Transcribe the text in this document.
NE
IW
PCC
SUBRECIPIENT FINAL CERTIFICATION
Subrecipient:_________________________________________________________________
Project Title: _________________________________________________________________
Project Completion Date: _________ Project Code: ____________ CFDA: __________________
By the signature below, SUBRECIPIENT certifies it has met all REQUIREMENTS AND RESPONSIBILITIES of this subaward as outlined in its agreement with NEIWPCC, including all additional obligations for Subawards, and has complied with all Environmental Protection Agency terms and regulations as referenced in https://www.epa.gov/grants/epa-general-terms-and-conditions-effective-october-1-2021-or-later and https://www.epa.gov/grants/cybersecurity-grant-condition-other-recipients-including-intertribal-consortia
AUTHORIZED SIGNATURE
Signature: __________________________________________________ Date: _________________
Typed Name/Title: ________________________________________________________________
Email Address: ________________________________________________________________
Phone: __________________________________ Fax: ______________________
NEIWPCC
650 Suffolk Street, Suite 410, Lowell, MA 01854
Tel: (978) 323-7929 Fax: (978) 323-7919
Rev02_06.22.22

====

» YOUR GOAL
The records above should be duplicated in full, exactly as given.

» EXERCISE RESULT
Transcribe the text in this document.
NE
IW
PCC
SUBRECIPIENT FINAL CERTIFICATION
Subrecipient:_________________________________________________________________
Project Title: _________________________________________________________________
Project Completion Date: _________ Project Code: ____________ CFDA: __________________
By the signature below, SUBRECIPIENT certifies it has met all REQUIREMENTS AND RESPONSIBILITIES of this subaward as outlined in its agreement with NEIWPCC, including all additional obligations for Subawards, and has complied with all Environmental Protection Agency terms and regulations as referenced in https://www.epa.gov/grants/epa-general-terms-and-conditions-effective-october-1-2021-or-later and https://www.epa.gov/grants/cybersecurity-grant-condition-other-recipients-including-intertribal-consortia
AUTHORIZED SIGNATURE
Signature: __________________________________________________ Date: _________________
Typed Name/Title: ________________________________________________________________
Email Address: ________________________________________________________________
Phone: __________________________________ Fax: ______________________
NEIWPCC
650 Suffolk Street, Suite 410, Lowell, MA 01854
Tel: (978) 323-7929 Fax: (978) 323-7919
Rev02_06.22.22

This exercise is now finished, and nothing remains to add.